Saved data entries
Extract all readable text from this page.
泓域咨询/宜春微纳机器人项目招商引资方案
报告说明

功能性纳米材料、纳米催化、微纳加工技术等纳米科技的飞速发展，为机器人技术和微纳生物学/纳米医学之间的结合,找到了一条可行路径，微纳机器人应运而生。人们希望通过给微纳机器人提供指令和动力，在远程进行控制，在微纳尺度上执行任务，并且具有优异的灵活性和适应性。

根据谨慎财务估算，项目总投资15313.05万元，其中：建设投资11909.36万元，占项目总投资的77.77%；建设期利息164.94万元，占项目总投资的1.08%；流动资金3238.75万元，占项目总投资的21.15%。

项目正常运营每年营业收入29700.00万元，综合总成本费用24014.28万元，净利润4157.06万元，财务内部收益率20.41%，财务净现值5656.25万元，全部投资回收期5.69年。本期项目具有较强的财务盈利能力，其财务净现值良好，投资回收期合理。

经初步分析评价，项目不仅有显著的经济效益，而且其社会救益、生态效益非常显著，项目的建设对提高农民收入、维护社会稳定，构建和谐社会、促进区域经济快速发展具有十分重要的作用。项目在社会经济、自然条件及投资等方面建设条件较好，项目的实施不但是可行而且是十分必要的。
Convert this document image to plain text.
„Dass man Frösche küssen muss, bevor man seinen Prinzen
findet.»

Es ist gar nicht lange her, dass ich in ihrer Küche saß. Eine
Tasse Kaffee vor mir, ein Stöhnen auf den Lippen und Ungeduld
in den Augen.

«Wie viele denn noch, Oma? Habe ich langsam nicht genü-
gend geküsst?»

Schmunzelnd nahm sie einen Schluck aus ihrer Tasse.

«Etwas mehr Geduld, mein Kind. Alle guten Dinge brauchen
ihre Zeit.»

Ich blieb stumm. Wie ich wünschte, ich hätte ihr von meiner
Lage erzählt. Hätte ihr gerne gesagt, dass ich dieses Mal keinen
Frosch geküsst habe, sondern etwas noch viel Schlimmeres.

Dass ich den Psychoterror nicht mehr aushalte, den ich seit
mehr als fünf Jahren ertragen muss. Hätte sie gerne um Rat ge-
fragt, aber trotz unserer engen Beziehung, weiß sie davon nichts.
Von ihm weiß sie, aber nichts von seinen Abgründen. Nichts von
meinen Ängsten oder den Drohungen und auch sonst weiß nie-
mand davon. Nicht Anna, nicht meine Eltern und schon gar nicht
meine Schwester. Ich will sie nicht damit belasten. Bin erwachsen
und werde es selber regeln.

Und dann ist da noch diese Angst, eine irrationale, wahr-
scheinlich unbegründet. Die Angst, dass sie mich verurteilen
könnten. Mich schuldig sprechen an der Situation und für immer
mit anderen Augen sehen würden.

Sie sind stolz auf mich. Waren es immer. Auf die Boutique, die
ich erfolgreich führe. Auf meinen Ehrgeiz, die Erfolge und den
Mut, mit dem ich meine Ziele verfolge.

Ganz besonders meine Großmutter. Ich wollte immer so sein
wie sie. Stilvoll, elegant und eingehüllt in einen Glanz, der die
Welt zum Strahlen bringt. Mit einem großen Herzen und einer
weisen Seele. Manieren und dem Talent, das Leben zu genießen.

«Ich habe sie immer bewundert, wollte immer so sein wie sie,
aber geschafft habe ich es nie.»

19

→ EXERCISE GOAL:
Return each full line of the entries that contains the word "Angst".

→ FULL RESPONSE:
Und dann ist da noch diese Angst, eine irrationale, wahr-
scheinlich unbegründet. Die Angst, dass sie mich verurteilen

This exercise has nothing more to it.